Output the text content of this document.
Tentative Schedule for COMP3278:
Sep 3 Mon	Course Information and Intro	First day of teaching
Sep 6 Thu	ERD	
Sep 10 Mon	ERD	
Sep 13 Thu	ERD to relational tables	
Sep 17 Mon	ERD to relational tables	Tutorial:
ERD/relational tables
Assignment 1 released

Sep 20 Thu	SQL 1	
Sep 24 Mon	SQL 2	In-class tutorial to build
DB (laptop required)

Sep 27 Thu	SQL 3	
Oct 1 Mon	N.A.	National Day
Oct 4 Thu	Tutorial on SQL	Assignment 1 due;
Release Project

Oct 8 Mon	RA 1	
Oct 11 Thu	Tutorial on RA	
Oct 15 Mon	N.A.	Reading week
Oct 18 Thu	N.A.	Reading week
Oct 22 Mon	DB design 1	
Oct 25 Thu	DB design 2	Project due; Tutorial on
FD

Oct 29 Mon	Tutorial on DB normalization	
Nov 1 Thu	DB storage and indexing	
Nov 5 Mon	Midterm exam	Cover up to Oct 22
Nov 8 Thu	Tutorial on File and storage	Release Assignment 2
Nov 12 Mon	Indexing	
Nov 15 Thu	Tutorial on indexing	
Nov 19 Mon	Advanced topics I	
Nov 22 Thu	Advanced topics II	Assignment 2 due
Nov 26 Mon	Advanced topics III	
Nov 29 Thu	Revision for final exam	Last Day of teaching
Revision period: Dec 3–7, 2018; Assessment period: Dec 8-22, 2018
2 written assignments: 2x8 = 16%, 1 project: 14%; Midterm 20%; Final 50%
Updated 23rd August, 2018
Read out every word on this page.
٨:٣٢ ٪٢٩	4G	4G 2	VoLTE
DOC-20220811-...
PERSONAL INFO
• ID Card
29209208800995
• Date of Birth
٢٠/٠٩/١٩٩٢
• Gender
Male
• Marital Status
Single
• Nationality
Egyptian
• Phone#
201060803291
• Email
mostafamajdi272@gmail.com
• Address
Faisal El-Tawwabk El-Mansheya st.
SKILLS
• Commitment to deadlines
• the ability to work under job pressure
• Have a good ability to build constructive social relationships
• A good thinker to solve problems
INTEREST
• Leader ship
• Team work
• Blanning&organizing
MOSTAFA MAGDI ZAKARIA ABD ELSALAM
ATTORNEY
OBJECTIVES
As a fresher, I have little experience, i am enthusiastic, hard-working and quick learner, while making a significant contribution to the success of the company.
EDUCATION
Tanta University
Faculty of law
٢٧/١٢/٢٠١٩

☆ ☆ ☆ ☆ ☆ ☆ ☆

Using the listing above, return all lines where the word "good" occurs.

## RESPONSE BELOW:
• Have a good ability to build constructive social relationships
• A good thinker to solve problems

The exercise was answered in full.